-------- SOURCE RECORDS --------
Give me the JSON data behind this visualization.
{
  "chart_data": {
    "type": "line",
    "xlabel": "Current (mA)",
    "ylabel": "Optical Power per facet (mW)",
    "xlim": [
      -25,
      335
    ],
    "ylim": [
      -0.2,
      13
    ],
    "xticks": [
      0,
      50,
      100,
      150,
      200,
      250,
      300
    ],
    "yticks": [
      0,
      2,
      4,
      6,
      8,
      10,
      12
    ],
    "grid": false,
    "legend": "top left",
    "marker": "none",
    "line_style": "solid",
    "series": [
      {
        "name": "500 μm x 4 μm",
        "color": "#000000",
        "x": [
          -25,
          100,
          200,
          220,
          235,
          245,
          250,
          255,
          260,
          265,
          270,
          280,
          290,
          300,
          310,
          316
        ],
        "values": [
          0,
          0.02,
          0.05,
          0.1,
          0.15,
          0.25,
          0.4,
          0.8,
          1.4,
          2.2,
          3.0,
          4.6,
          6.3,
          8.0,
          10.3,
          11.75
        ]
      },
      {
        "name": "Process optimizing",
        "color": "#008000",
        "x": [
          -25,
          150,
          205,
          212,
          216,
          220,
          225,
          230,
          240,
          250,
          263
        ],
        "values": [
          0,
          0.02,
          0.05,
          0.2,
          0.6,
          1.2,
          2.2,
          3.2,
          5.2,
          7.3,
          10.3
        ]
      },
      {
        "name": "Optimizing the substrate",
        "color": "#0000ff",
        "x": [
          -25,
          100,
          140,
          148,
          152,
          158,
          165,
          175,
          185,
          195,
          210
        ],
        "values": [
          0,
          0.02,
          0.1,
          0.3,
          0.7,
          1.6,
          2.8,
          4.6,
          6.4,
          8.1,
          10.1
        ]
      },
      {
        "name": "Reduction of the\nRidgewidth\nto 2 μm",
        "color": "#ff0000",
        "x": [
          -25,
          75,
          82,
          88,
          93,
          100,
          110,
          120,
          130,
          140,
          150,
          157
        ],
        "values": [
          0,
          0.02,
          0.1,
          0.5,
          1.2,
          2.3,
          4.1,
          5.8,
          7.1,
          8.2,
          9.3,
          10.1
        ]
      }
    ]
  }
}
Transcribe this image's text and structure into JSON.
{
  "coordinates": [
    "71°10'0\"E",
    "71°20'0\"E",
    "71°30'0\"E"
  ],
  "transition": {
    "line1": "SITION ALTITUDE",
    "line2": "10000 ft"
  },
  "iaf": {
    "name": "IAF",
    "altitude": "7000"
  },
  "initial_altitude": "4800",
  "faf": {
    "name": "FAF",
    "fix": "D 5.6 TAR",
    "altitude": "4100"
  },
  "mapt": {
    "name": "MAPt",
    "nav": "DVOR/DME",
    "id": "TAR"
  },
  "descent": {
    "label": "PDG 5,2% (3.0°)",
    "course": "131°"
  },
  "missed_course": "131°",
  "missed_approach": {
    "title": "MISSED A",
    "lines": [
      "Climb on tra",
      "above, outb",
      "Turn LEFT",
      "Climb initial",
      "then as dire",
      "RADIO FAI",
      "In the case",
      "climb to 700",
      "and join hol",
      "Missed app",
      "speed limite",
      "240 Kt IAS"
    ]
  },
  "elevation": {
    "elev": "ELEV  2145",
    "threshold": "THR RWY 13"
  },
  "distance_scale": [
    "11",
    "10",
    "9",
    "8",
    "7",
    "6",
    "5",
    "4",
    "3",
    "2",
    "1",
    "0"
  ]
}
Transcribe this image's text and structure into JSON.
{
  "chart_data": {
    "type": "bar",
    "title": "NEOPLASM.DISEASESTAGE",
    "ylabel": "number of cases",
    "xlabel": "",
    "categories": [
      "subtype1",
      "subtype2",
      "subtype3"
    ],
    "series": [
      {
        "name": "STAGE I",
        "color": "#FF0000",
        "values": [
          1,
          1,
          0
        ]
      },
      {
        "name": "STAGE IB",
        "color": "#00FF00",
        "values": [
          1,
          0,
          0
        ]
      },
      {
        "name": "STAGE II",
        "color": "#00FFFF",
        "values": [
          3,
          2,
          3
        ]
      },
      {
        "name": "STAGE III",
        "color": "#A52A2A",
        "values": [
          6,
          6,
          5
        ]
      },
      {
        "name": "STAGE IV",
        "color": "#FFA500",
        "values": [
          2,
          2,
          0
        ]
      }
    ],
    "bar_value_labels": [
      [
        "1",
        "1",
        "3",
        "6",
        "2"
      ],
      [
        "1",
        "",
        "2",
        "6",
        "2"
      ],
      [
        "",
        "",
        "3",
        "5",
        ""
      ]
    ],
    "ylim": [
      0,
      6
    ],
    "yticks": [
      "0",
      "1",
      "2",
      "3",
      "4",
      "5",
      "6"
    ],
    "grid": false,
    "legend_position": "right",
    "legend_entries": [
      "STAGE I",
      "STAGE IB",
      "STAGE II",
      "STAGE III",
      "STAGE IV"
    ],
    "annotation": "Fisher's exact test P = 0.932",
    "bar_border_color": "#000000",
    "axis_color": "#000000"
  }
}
--------
### TASK PROMPT
Read the data above. Pull out each line in which the string "ylabel" appears.

### ANSWER TO THIS PROBLEM
    "ylabel": "Optical Power per facet (mW)",
    "ylabel": "number of cases",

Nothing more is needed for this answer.